-- START Input material --
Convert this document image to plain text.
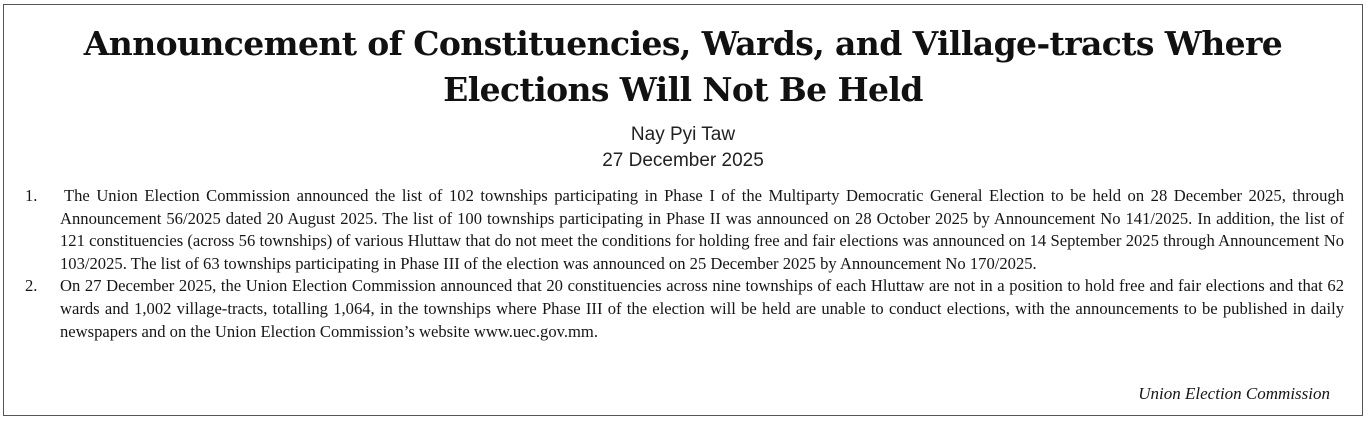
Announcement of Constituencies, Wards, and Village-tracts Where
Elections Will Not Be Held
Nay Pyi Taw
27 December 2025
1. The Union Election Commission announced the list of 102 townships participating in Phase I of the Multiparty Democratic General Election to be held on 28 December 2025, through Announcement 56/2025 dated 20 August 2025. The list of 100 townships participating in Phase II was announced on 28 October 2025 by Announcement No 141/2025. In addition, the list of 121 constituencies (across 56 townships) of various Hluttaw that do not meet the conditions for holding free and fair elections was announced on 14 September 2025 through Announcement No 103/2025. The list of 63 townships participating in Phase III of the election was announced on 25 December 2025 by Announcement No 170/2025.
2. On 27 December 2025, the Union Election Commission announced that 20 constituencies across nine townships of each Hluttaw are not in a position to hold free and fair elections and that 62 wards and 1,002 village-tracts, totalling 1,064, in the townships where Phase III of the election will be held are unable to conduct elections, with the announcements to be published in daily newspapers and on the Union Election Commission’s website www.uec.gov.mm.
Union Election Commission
-- END Input material --
Required task - Leave the pictures out and print the records above exactly as they stand.

Response to this task -
Convert this document image to plain text.
Announcement of Constituencies, Wards, and Village-tracts Where
Elections Will Not Be Held
Nay Pyi Taw
27 December 2025
1. The Union Election Commission announced the list of 102 townships participating in Phase I of the Multiparty Democratic General Election to be held on 28 December 2025, through Announcement 56/2025 dated 20 August 2025. The list of 100 townships participating in Phase II was announced on 28 October 2025 by Announcement No 141/2025. In addition, the list of 121 constituencies (across 56 townships) of various Hluttaw that do not meet the conditions for holding free and fair elections was announced on 14 September 2025 through Announcement No 103/2025. The list of 63 townships participating in Phase III of the election was announced on 25 December 2025 by Announcement No 170/2025.
2. On 27 December 2025, the Union Election Commission announced that 20 constituencies across nine townships of each Hluttaw are not in a position to hold free and fair elections and that 62 wards and 1,002 village-tracts, totalling 1,064, in the townships where Phase III of the election will be held are unable to conduct elections, with the announcements to be published in daily newspapers and on the Union Election Commission’s website www.uec.gov.mm.
Union Election Commission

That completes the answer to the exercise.